DESCRIPTION OF THE TASK: In the records below, pick out all lines containing the word "кăтарту".
— Begin INFORMATION GIVEN —
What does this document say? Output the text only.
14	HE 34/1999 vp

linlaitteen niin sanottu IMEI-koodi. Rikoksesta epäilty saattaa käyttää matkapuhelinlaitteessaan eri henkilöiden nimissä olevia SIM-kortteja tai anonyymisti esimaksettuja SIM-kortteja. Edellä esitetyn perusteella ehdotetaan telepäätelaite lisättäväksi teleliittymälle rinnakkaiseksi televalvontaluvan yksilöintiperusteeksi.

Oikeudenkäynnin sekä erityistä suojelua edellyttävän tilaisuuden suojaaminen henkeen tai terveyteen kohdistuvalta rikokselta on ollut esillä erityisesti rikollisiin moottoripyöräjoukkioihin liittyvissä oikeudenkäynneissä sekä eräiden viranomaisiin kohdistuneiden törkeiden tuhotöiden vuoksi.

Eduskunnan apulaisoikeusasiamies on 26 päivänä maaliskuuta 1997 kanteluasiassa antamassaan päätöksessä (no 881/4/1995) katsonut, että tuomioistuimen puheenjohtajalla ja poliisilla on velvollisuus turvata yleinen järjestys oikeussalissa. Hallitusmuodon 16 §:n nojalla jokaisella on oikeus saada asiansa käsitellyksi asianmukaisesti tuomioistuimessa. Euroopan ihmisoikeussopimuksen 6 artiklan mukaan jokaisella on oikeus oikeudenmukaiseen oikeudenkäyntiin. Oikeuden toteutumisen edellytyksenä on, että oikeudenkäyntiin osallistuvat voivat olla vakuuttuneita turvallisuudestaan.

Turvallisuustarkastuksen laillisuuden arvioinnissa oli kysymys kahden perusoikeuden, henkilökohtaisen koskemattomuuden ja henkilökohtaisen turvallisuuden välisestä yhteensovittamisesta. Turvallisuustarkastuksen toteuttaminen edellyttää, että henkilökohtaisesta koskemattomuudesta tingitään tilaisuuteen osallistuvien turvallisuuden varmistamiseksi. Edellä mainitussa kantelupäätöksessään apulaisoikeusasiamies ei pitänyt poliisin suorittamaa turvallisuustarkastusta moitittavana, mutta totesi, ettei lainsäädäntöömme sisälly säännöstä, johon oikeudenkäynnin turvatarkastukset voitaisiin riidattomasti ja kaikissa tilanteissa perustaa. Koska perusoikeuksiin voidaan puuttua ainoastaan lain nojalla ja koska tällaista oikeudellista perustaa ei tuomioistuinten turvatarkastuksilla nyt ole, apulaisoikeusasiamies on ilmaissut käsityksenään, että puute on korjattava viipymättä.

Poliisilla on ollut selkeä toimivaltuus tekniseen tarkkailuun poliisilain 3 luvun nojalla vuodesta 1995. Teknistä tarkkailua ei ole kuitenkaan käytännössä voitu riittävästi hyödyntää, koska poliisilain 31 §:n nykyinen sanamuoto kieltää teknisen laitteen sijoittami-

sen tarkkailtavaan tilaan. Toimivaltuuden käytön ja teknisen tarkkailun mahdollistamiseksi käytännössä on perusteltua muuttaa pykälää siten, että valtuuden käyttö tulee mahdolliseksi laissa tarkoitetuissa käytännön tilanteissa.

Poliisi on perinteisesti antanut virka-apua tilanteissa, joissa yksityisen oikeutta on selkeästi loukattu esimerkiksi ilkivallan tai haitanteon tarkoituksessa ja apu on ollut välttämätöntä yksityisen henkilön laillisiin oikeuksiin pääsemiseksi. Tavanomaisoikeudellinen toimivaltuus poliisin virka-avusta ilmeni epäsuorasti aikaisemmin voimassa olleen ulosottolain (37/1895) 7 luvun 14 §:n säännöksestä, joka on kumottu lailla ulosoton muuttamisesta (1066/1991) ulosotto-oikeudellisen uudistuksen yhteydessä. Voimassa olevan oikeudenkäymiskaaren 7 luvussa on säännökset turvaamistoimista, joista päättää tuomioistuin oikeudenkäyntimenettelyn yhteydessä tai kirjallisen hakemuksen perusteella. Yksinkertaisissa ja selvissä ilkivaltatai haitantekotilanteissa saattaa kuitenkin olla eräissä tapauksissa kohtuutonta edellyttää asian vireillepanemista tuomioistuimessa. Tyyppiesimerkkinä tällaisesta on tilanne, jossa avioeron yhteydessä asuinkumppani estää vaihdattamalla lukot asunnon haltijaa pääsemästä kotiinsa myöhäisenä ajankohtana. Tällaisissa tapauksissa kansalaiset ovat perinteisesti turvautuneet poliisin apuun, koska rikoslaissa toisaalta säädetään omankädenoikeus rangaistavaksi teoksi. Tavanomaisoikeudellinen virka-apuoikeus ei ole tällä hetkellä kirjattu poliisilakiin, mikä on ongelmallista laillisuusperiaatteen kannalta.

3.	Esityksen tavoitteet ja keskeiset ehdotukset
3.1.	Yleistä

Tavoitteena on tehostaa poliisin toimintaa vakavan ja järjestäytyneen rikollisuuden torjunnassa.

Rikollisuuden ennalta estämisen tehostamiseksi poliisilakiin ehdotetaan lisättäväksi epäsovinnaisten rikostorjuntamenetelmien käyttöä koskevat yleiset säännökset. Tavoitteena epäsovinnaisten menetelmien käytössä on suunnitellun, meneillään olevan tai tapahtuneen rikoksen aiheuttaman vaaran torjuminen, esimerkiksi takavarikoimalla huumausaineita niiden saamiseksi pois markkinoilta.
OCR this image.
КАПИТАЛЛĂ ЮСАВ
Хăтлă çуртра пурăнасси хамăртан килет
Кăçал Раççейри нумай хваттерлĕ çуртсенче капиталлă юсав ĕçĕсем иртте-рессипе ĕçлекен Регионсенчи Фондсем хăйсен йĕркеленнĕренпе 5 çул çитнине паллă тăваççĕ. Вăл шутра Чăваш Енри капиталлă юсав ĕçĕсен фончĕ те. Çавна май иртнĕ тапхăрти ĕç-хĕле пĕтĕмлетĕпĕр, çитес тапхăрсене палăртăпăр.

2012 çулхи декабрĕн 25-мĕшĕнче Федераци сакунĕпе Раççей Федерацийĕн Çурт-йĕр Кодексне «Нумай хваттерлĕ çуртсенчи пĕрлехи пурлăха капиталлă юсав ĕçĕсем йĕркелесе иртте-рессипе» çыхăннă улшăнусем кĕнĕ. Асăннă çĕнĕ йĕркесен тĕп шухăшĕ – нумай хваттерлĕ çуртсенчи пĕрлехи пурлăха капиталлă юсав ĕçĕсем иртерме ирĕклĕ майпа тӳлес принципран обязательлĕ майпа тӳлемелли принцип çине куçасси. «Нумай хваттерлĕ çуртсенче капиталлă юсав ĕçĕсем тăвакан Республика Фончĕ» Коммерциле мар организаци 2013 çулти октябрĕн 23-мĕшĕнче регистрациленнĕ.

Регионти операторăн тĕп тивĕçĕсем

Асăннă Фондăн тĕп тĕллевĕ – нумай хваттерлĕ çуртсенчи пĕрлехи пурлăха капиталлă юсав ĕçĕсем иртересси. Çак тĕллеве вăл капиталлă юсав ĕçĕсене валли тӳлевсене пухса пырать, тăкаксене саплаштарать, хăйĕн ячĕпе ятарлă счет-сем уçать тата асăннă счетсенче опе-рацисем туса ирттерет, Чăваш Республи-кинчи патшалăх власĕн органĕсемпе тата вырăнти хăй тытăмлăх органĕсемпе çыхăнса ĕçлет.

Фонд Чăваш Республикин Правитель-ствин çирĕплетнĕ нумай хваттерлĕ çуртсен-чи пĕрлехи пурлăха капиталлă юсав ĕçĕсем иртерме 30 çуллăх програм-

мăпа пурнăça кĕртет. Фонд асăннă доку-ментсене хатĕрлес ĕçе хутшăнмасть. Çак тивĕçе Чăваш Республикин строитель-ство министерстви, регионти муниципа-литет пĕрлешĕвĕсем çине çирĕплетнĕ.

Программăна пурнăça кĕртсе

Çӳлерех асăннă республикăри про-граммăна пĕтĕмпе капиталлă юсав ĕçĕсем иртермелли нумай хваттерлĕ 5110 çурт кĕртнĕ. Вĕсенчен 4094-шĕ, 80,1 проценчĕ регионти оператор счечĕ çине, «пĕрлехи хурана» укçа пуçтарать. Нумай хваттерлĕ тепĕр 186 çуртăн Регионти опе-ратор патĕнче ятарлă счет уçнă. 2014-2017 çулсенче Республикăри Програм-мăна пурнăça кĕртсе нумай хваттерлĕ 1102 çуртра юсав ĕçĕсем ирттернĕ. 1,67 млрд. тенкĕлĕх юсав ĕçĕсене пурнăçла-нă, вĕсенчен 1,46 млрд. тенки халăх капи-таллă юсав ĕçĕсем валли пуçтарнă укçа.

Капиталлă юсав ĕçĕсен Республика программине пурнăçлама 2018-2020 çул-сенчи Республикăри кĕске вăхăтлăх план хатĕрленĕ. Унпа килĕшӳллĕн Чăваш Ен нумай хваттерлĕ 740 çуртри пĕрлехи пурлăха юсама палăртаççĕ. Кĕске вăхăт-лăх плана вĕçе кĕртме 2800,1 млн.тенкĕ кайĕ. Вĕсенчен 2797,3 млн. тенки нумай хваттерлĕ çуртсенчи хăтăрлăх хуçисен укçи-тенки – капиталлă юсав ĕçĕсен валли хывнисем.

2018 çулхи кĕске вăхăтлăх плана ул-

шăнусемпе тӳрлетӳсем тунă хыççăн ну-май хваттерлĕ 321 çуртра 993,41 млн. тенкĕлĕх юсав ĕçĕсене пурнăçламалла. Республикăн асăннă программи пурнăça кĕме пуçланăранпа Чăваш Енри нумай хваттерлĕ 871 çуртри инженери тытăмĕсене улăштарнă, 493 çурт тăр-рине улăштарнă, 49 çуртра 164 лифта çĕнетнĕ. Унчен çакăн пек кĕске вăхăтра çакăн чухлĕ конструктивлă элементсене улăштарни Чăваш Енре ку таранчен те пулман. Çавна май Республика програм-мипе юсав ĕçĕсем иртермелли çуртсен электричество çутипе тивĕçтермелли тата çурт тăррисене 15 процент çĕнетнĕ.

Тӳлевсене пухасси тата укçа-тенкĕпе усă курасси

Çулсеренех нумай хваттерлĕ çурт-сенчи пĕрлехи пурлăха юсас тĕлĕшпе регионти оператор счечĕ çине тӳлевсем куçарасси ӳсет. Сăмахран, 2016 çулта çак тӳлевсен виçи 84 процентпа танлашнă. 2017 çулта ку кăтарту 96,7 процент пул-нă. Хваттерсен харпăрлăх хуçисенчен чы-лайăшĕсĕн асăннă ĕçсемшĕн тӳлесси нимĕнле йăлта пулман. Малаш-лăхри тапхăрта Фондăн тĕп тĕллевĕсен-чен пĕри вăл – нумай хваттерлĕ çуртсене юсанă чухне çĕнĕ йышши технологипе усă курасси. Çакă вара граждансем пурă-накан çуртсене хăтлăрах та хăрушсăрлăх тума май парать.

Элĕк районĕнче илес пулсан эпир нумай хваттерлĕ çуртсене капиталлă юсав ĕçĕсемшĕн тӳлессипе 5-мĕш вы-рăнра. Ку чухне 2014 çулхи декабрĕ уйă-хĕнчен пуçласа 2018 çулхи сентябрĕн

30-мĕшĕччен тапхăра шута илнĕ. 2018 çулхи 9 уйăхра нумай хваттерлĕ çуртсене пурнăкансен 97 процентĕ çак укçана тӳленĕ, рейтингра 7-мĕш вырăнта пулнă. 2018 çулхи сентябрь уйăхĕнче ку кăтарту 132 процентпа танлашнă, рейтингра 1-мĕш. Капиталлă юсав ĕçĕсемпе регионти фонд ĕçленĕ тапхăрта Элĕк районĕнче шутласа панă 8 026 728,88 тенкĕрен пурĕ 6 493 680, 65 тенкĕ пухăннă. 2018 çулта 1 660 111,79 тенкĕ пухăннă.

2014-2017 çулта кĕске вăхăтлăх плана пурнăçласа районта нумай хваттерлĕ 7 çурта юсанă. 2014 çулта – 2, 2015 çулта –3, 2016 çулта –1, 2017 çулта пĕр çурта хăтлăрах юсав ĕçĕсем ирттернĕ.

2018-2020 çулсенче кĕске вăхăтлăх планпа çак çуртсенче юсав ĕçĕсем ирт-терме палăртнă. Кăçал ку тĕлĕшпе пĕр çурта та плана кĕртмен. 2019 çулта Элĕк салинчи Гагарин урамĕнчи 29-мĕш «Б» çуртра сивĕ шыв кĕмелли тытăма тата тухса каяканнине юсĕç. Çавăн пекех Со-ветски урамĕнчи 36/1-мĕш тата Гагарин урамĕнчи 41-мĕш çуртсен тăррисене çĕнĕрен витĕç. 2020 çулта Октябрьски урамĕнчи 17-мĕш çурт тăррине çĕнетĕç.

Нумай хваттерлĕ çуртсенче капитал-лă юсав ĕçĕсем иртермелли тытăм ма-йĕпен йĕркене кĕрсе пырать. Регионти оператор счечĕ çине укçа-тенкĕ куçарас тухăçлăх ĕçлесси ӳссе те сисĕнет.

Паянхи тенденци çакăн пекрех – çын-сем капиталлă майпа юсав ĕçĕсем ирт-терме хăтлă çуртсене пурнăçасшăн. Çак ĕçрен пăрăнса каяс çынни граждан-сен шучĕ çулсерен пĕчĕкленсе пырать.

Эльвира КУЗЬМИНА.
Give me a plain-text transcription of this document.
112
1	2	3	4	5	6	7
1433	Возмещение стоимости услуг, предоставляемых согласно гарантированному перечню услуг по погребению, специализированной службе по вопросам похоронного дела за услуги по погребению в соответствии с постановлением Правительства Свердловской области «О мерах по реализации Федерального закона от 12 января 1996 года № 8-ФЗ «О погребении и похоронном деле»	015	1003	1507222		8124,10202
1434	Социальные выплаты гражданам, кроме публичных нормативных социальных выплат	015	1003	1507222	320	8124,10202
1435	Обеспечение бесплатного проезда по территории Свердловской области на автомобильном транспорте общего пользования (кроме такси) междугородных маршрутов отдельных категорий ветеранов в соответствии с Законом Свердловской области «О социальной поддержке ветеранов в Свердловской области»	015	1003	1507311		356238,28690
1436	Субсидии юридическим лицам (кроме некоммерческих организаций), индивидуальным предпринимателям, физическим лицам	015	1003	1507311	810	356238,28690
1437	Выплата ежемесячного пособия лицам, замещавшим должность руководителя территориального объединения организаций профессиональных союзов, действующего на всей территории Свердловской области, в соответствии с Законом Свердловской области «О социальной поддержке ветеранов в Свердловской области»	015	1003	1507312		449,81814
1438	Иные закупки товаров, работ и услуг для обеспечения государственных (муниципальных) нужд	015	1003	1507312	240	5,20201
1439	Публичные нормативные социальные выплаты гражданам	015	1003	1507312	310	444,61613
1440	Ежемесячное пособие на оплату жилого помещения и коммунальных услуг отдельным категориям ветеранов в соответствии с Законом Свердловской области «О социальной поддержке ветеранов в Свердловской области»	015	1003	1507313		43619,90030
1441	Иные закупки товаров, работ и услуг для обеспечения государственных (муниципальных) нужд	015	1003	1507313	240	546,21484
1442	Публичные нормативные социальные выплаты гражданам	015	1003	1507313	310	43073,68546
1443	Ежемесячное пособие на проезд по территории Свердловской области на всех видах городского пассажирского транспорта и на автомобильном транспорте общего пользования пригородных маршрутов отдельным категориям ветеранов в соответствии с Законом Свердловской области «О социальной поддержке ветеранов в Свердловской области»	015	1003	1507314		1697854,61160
— End INFORMATION GIVEN —
ANSWER TO THIS PROBLEM:
Çулсеренех нумай хваттерлĕ çурт-сенчи пĕрлехи пурлăха юсас тĕлĕшпе регионти оператор счечĕ çине тӳлевсем куçарасси ӳсет. Сăмахран, 2016 çулта çак тӳлевсен виçи 84 процентпа танлашнă. 2017 çулта ку кăтарту 96,7 процент пул-нă. Хваттерсен харпăрлăх хуçисенчен чы-лайăшĕсĕн асăннă ĕçсемшĕн тӳлесси нимĕнле йăлта пулман. Малаш-лăхри тапхăрта Фондăн тĕп тĕллевĕсен-чен пĕри вăл – нумай хваттерлĕ çуртсене юсанă чухне çĕнĕ йышши технологипе усă курасси. Çакă вара граждансем пурă-накан çуртсене хăтлăрах та хăрушсăрлăх тума май парать.
30-мĕшĕччен тапхăра шута илнĕ. 2018 çулхи 9 уйăхра нумай хваттерлĕ çуртсене пурнăкансен 97 процентĕ çак укçана тӳленĕ, рейтингра 7-мĕш вырăнта пулнă. 2018 çулхи сентябрь уйăхĕнче ку кăтарту 132 процентпа танлашнă, рейтингра 1-мĕш. Капиталлă юсав ĕçĕсемпе регионти фонд ĕçленĕ тапхăрта Элĕк районĕнче шутласа панă 8 026 728,88 тенкĕрен пурĕ 6 493 680, 65 тенкĕ пухăннă. 2018 çулта 1 660 111,79 тенкĕ пухăннă.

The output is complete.